(Rows from a figure dataset)
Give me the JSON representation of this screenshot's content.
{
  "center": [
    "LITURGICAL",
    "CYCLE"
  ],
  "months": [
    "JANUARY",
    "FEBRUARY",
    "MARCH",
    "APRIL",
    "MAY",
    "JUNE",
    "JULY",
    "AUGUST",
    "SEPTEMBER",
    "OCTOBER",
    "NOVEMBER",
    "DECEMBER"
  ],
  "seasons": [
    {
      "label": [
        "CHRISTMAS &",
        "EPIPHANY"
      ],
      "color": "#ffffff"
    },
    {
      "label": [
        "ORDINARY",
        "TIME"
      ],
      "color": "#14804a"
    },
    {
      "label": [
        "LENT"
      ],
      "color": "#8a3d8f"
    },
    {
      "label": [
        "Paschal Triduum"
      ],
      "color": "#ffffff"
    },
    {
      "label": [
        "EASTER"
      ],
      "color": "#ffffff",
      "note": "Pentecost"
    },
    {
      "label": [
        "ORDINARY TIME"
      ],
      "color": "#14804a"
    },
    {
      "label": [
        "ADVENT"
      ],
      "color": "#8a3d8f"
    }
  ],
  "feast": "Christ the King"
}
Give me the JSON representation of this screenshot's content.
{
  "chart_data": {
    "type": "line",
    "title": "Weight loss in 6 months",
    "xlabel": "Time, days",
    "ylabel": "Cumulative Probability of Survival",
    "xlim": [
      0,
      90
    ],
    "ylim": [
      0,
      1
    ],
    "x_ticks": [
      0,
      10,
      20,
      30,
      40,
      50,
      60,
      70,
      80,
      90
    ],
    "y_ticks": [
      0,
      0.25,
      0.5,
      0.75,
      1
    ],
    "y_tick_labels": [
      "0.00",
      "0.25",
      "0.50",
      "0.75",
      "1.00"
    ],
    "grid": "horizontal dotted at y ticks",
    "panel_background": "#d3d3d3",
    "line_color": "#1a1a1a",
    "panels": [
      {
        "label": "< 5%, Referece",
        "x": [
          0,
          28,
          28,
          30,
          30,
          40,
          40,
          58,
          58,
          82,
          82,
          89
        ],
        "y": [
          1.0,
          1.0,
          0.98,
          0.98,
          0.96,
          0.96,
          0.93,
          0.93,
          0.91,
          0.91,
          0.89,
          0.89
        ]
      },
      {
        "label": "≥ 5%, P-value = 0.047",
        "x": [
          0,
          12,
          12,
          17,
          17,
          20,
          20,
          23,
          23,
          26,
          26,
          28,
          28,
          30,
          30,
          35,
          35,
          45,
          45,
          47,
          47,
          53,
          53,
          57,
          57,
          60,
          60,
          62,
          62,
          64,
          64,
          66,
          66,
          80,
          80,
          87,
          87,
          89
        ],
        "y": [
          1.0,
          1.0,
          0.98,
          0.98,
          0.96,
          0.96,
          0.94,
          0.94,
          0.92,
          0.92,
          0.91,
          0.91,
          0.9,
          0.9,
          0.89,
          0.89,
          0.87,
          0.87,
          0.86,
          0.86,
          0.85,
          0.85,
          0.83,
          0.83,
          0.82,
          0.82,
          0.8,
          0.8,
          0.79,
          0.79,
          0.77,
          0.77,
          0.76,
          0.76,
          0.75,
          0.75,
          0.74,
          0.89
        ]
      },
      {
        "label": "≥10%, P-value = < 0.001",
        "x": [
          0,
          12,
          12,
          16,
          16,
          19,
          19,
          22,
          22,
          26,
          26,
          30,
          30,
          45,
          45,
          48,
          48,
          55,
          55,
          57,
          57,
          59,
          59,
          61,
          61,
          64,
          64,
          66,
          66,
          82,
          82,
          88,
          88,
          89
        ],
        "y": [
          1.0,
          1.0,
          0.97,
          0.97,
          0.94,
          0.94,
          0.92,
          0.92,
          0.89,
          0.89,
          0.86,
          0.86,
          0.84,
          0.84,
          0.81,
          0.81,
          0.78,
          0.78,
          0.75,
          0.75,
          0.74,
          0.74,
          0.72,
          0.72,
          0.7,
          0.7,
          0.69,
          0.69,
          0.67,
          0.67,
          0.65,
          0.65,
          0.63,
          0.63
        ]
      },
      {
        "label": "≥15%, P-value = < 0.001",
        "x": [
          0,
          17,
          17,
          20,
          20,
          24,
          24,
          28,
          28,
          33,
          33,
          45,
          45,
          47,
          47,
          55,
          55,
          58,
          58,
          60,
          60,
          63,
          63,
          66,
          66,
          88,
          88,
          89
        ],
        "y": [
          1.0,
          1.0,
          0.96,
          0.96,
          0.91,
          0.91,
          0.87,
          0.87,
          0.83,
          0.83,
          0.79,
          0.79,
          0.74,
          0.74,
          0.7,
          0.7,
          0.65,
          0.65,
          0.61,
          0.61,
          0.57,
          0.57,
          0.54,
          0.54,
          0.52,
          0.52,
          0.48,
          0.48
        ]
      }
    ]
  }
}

## DO THIS
All of the lines above must be returned exactly.

## SOLUTION BELOW
Give me the JSON representation of this screenshot's content.
{
  "center": [
    "LITURGICAL",
    "CYCLE"
  ],
  "months": [
    "JANUARY",
    "FEBRUARY",
    "MARCH",
    "APRIL",
    "MAY",
    "JUNE",
    "JULY",
    "AUGUST",
    "SEPTEMBER",
    "OCTOBER",
    "NOVEMBER",
    "DECEMBER"
  ],
  "seasons": [
    {
      "label": [
        "CHRISTMAS &",
        "EPIPHANY"
      ],
      "color": "#ffffff"
    },
    {
      "label": [
        "ORDINARY",
        "TIME"
      ],
      "color": "#14804a"
    },
    {
      "label": [
        "LENT"
      ],
      "color": "#8a3d8f"
    },
    {
      "label": [
        "Paschal Triduum"
      ],
      "color": "#ffffff"
    },
    {
      "label": [
        "EASTER"
      ],
      "color": "#ffffff",
      "note": "Pentecost"
    },
    {
      "label": [
        "ORDINARY TIME"
      ],
      "color": "#14804a"
    },
    {
      "label": [
        "ADVENT"
      ],
      "color": "#8a3d8f"
    }
  ],
  "feast": "Christ the King"
}
Give me the JSON representation of this screenshot's content.
{
  "chart_data": {
    "type": "line",
    "title": "Weight loss in 6 months",
    "xlabel": "Time, days",
    "ylabel": "Cumulative Probability of Survival",
    "xlim": [
      0,
      90
    ],
    "ylim": [
      0,
      1
    ],
    "x_ticks": [
      0,
      10,
      20,
      30,
      40,
      50,
      60,
      70,
      80,
      90
    ],
    "y_ticks": [
      0,
      0.25,
      0.5,
      0.75,
      1
    ],
    "y_tick_labels": [
      "0.00",
      "0.25",
      "0.50",
      "0.75",
      "1.00"
    ],
    "grid": "horizontal dotted at y ticks",
    "panel_background": "#d3d3d3",
    "line_color": "#1a1a1a",
    "panels": [
      {
        "label": "< 5%, Referece",
        "x": [
          0,
          28,
          28,
          30,
          30,
          40,
          40,
          58,
          58,
          82,
          82,
          89
        ],
        "y": [
          1.0,
          1.0,
          0.98,
          0.98,
          0.96,
          0.96,
          0.93,
          0.93,
          0.91,
          0.91,
          0.89,
          0.89
        ]
      },
      {
        "label": "≥ 5%, P-value = 0.047",
        "x": [
          0,
          12,
          12,
          17,
          17,
          20,
          20,
          23,
          23,
          26,
          26,
          28,
          28,
          30,
          30,
          35,
          35,
          45,
          45,
          47,
          47,
          53,
          53,
          57,
          57,
          60,
          60,
          62,
          62,
          64,
          64,
          66,
          66,
          80,
          80,
          87,
          87,
          89
        ],
        "y": [
          1.0,
          1.0,
          0.98,
          0.98,
          0.96,
          0.96,
          0.94,
          0.94,
          0.92,
          0.92,
          0.91,
          0.91,
          0.9,
          0.9,
          0.89,
          0.89,
          0.87,
          0.87,
          0.86,
          0.86,
          0.85,
          0.85,
          0.83,
          0.83,
          0.82,
          0.82,
          0.8,
          0.8,
          0.79,
          0.79,
          0.77,
          0.77,
          0.76,
          0.76,
          0.75,
          0.75,
          0.74,
          0.89
        ]
      },
      {
        "label": "≥10%, P-value = < 0.001",
        "x": [
          0,
          12,
          12,
          16,
          16,
          19,
          19,
          22,
          22,
          26,
          26,
          30,
          30,
          45,
          45,
          48,
          48,
          55,
          55,
          57,
          57,
          59,
          59,
          61,
          61,
          64,
          64,
          66,
          66,
          82,
          82,
          88,
          88,
          89
        ],
        "y": [
          1.0,
          1.0,
          0.97,
          0.97,
          0.94,
          0.94,
          0.92,
          0.92,
          0.89,
          0.89,
          0.86,
          0.86,
          0.84,
          0.84,
          0.81,
          0.81,
          0.78,
          0.78,
          0.75,
          0.75,
          0.74,
          0.74,
          0.72,
          0.72,
          0.7,
          0.7,
          0.69,
          0.69,
          0.67,
          0.67,
          0.65,
          0.65,
          0.63,
          0.63
        ]
      },
      {
        "label": "≥15%, P-value = < 0.001",
        "x": [
          0,
          17,
          17,
          20,
          20,
          24,
          24,
          28,
          28,
          33,
          33,
          45,
          45,
          47,
          47,
          55,
          55,
          58,
          58,
          60,
          60,
          63,
          63,
          66,
          66,
          88,
          88,
          89
        ],
        "y": [
          1.0,
          1.0,
          0.96,
          0.96,
          0.91,
          0.91,
          0.87,
          0.87,
          0.83,
          0.83,
          0.79,
          0.79,
          0.74,
          0.74,
          0.7,
          0.7,
          0.65,
          0.65,
          0.61,
          0.61,
          0.57,
          0.57,
          0.54,
          0.54,
          0.52,
          0.52,
          0.48,
          0.48
        ]
      }
    ]
  }
}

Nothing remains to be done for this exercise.